--- begin Records for this task ---

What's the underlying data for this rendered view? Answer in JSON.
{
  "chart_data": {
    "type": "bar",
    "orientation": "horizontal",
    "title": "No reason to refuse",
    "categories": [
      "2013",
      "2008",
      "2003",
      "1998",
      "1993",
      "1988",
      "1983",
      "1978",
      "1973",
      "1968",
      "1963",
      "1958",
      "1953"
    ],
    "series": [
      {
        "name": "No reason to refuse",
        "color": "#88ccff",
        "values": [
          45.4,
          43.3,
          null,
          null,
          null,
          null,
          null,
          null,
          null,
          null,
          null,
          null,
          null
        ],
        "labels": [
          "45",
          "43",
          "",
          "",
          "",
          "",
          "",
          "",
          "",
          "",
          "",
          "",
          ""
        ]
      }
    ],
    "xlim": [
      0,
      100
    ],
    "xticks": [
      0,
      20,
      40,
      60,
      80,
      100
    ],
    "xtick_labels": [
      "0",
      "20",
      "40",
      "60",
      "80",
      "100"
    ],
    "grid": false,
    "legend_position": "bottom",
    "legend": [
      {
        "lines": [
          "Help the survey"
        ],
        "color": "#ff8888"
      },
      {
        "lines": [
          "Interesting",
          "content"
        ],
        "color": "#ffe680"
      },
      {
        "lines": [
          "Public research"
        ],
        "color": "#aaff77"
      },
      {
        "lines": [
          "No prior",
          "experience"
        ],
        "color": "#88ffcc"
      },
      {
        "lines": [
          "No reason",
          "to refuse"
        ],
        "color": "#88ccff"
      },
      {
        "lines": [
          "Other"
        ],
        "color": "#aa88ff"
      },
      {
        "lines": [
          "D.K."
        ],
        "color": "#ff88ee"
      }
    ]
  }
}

--- end Records for this task ---

Directions for this task: Using the listing above, retype each line exactly.

Answer to this task:
What's the underlying data for this rendered view? Answer in JSON.
{
  "chart_data": {
    "type": "bar",
    "orientation": "horizontal",
    "title": "No reason to refuse",
    "categories": [
      "2013",
      "2008",
      "2003",
      "1998",
      "1993",
      "1988",
      "1983",
      "1978",
      "1973",
      "1968",
      "1963",
      "1958",
      "1953"
    ],
    "series": [
      {
        "name": "No reason to refuse",
        "color": "#88ccff",
        "values": [
          45.4,
          43.3,
          null,
          null,
          null,
          null,
          null,
          null,
          null,
          null,
          null,
          null,
          null
        ],
        "labels": [
          "45",
          "43",
          "",
          "",
          "",
          "",
          "",
          "",
          "",
          "",
          "",
          "",
          ""
        ]
      }
    ],
    "xlim": [
      0,
      100
    ],
    "xticks": [
      0,
      20,
      40,
      60,
      80,
      100
    ],
    "xtick_labels": [
      "0",
      "20",
      "40",
      "60",
      "80",
      "100"
    ],
    "grid": false,
    "legend_position": "bottom",
    "legend": [
      {
        "lines": [
          "Help the survey"
        ],
        "color": "#ff8888"
      },
      {
        "lines": [
          "Interesting",
          "content"
        ],
        "color": "#ffe680"
      },
      {
        "lines": [
          "Public research"
        ],
        "color": "#aaff77"
      },
      {
        "lines": [
          "No prior",
          "experience"
        ],
        "color": "#88ffcc"
      },
      {
        "lines": [
          "No reason",
          "to refuse"
        ],
        "color": "#88ccff"
      },
      {
        "lines": [
          "Other"
        ],
        "color": "#aa88ff"
      },
      {
        "lines": [
          "D.K."
        ],
        "color": "#ff88ee"
      }
    ]
  }
}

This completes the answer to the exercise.